[BEGIN]
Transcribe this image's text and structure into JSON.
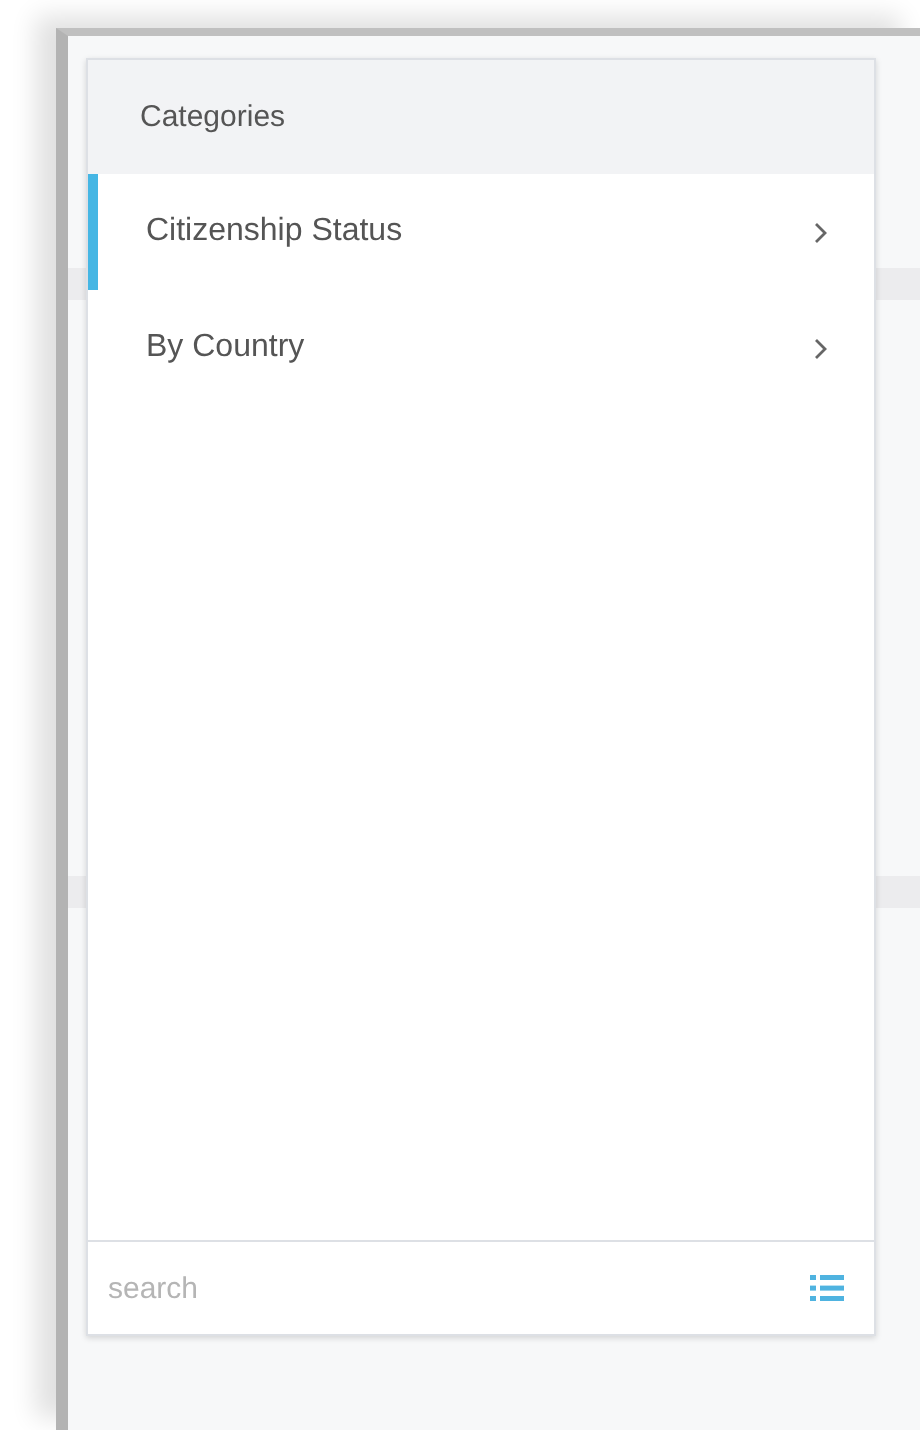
{
  "panel": {
    "title": "Categories",
    "items": [
      {
        "label": "Citizenship Status",
        "selected": true
      },
      {
        "label": "By Country",
        "selected": false
      }
    ],
    "search": {
      "placeholder": "search"
    }
  }
}
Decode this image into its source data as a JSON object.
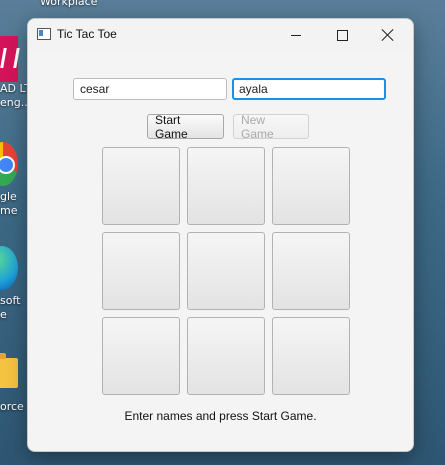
{
  "desktop": {
    "labels": [
      "Workplace",
      "AD LT",
      "eng...",
      "gle",
      "me",
      "soft",
      "e",
      "orce"
    ]
  },
  "window": {
    "title": "Tic Tac Toe"
  },
  "inputs": {
    "player1_value": "cesar",
    "player2_value": "ayala"
  },
  "buttons": {
    "start_label": "Start Game",
    "new_label": "New Game"
  },
  "board": {
    "cells": [
      "",
      "",
      "",
      "",
      "",
      "",
      "",
      "",
      ""
    ]
  },
  "status": {
    "message": "Enter names and press Start Game."
  }
}
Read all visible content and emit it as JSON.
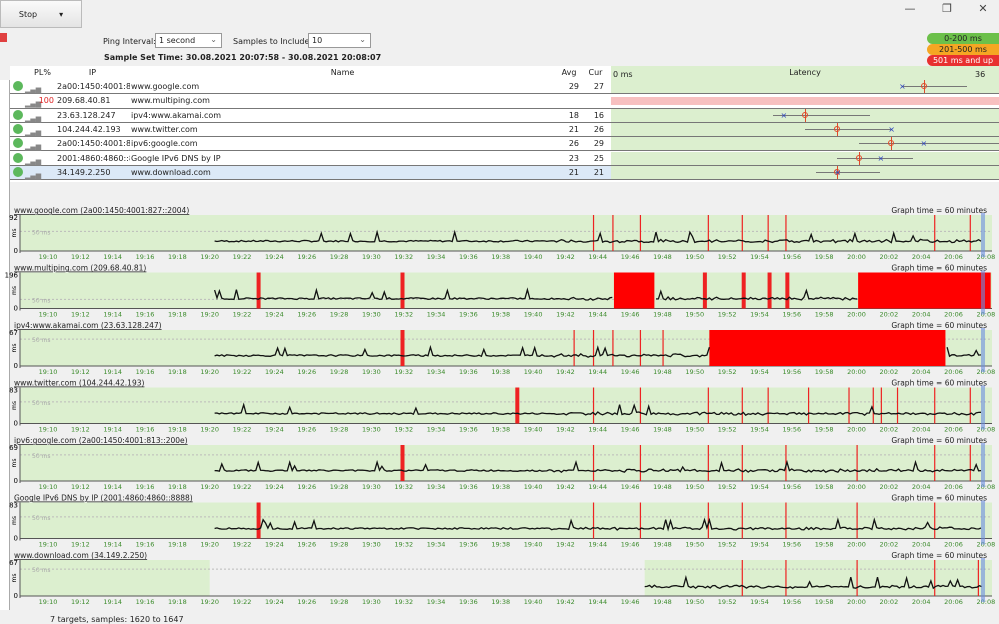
{
  "window": {
    "minimize": "—",
    "restore": "❐",
    "close": "✕"
  },
  "toolbar": {
    "stop_label": "Stop",
    "ping_interval_label": "Ping Interval:",
    "ping_interval_value": "1 second",
    "samples_label": "Samples to Include:",
    "samples_value": "10",
    "sample_set_time": "Sample Set Time: 30.08.2021 20:07:58 - 30.08.2021 20:08:07"
  },
  "legend": [
    {
      "label": "0-200 ms",
      "color": "#6cc04a"
    },
    {
      "label": "201-500 ms",
      "color": "#f5a623"
    },
    {
      "label": "501 ms and up",
      "color": "#e83030"
    }
  ],
  "table": {
    "headers": {
      "pl": "PL%",
      "ip": "IP",
      "name": "Name",
      "avg": "Avg",
      "cur": "Cur",
      "latency": "Latency",
      "lat_min": "0 ms",
      "lat_max": "36 ms"
    },
    "latency_scale_ms": 36,
    "rows": [
      {
        "pl": "",
        "ip": "2a00:1450:4001:827::2004",
        "name": "www.google.com",
        "avg": "29",
        "cur": "27",
        "min": 27,
        "max": 33,
        "ok": true
      },
      {
        "pl": "100",
        "ip": "209.68.40.81",
        "name": "www.multiping.com",
        "avg": "",
        "cur": "",
        "ok": false
      },
      {
        "pl": "",
        "ip": "23.63.128.247",
        "name": "ipv4:www.akamai.com",
        "avg": "18",
        "cur": "16",
        "min": 15,
        "max": 24,
        "ok": true
      },
      {
        "pl": "",
        "ip": "104.244.42.193",
        "name": "www.twitter.com",
        "avg": "21",
        "cur": "26",
        "min": 18,
        "max": 26,
        "ok": true
      },
      {
        "pl": "",
        "ip": "2a00:1450:4001:813::200e",
        "name": "ipv6:google.com",
        "avg": "26",
        "cur": "29",
        "min": 23,
        "max": 36,
        "ok": true
      },
      {
        "pl": "",
        "ip": "2001:4860:4860::8888",
        "name": "Google IPv6 DNS by IP",
        "avg": "23",
        "cur": "25",
        "min": 21,
        "max": 28,
        "ok": true
      },
      {
        "pl": "",
        "ip": "34.149.2.250",
        "name": "www.download.com",
        "avg": "21",
        "cur": "21",
        "min": 19,
        "max": 25,
        "ok": true
      }
    ]
  },
  "graphs": {
    "graph_time": "Graph time = 60 minutes",
    "y_unit": "ms",
    "ref_line": "50 ms",
    "x_ticks": [
      "19:10",
      "19:12",
      "19:14",
      "19:16",
      "19:18",
      "19:20",
      "19:22",
      "19:24",
      "19:26",
      "19:28",
      "19:30",
      "19:32",
      "19:34",
      "19:36",
      "19:38",
      "19:40",
      "19:42",
      "19:44",
      "19:46",
      "19:48",
      "19:50",
      "19:52",
      "19:54",
      "19:56",
      "19:58",
      "20:00",
      "20:02",
      "20:04",
      "20:06",
      "20:08"
    ],
    "panels": [
      {
        "title": "www.google.com (2a00:1450:4001:827::2004)",
        "ymax": "92",
        "start": 20.3,
        "loss": [
          43.7,
          44.9,
          46.6,
          50.8,
          52.9,
          54.5,
          55.6,
          64.8,
          67.0
        ],
        "blocks": []
      },
      {
        "title": "www.multiping.com (209.68.40.81)",
        "ymax": "196",
        "start": 20.3,
        "loss": [
          22.9,
          31.8,
          50.5,
          52.9,
          54.5,
          55.6
        ],
        "blocks": [
          [
            45.0,
            47.5
          ],
          [
            60.1,
            68.3
          ]
        ]
      },
      {
        "title": "ipv4:www.akamai.com (23.63.128.247)",
        "ymax": "67",
        "start": 20.3,
        "loss": [
          31.8,
          42.5,
          43.7,
          44.9,
          46.6,
          48.0
        ],
        "blocks": [
          [
            50.9,
            65.5
          ]
        ]
      },
      {
        "title": "www.twitter.com (104.244.42.193)",
        "ymax": "83",
        "start": 20.3,
        "loss": [
          38.9,
          43.7,
          46.6,
          50.8,
          52.9,
          54.5,
          57.0,
          59.5,
          61.0,
          61.5,
          62.5,
          64.8,
          67.0
        ],
        "blocks": []
      },
      {
        "title": "ipv6:google.com (2a00:1450:4001:813::200e)",
        "ymax": "69",
        "start": 20.3,
        "loss": [
          31.8,
          43.7,
          46.6,
          50.8,
          52.9,
          55.6,
          60.0,
          64.8,
          67.0
        ],
        "blocks": []
      },
      {
        "title": "Google IPv6 DNS by IP (2001:4860:4860::8888)",
        "ymax": "83",
        "start": 20.3,
        "loss": [
          22.9,
          43.7,
          46.6,
          50.8,
          52.9,
          55.6,
          60.0,
          64.8
        ],
        "blocks": []
      },
      {
        "title": "www.download.com (34.149.2.250)",
        "ymax": "67",
        "start": 46.9,
        "loss": [
          52.9,
          55.6,
          60.0,
          64.8,
          67.5
        ],
        "blocks": []
      }
    ]
  },
  "status": "7 targets, samples: 1620 to 1647"
}
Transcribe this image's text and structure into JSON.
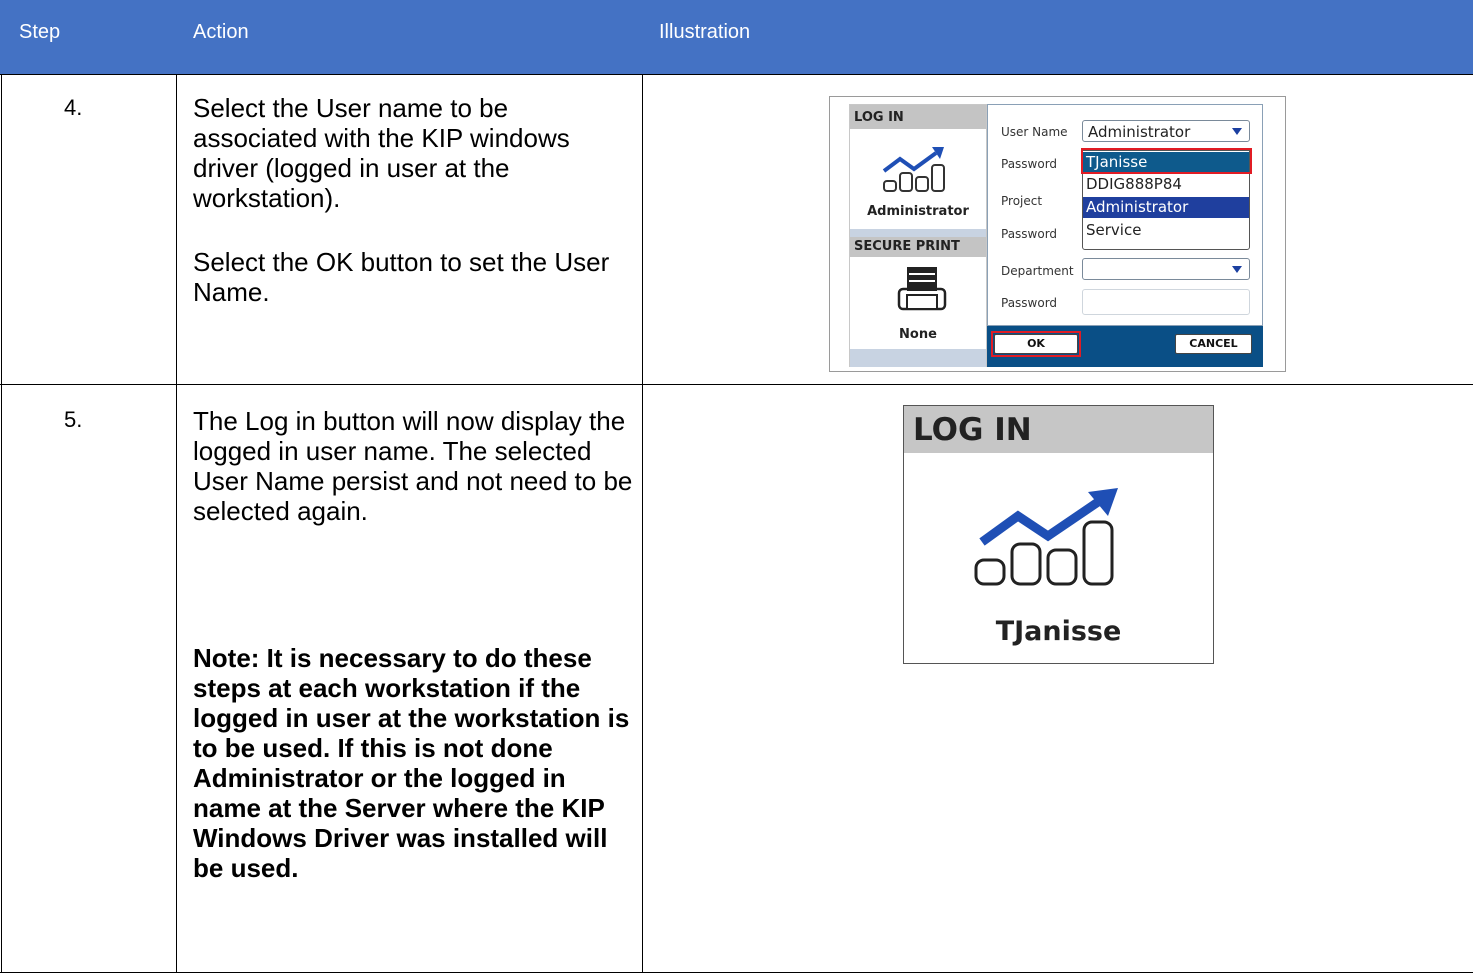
{
  "header": {
    "step": "Step",
    "action": "Action",
    "illustration": "Illustration"
  },
  "rows": [
    {
      "step": "4.",
      "action": [
        "Select the User name to be associated with the KIP windows driver (logged in user at the workstation).",
        "Select the OK button to set the User Name."
      ],
      "illustration": {
        "login_title": "LOG IN",
        "login_user": "Administrator",
        "secure_title": "SECURE PRINT",
        "secure_value": "None",
        "labels": {
          "user_name": "User Name",
          "password1": "Password",
          "project": "Project",
          "password2": "Password",
          "department": "Department",
          "password3": "Password"
        },
        "user_name_value": "Administrator",
        "dropdown_options": [
          "TJanisse",
          "DDIG888P84",
          "Administrator",
          "Service"
        ],
        "ok_label": "OK",
        "cancel_label": "CANCEL"
      }
    },
    {
      "step": "5.",
      "action": [
        "The Log in button will now display the logged in user name. The selected User Name persist and not need to be selected again."
      ],
      "note": "Note: It is necessary to do these steps at each workstation if the logged in user at the workstation is to be used. If this is not done Administrator or the logged in name at the Server where the KIP Windows Driver was installed will be used.",
      "illustration": {
        "login_title": "LOG IN",
        "user": "TJanisse"
      }
    }
  ],
  "colors": {
    "header_bg": "#4472c4",
    "dialog_blue": "#0a4f86",
    "highlight": "#1f3f9e",
    "red_outline": "#e11c24",
    "icon_blue": "#1f4fb5"
  },
  "icons": [
    "chart-trend-icon",
    "printer-icon",
    "dropdown-arrow-icon"
  ]
}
[END]
**Instructions to follow**
Show each line of the data that contains the string "download".

**Exercise solution**
        "name": "www.download.com",
        "title": "www.download.com (34.149.2.250)",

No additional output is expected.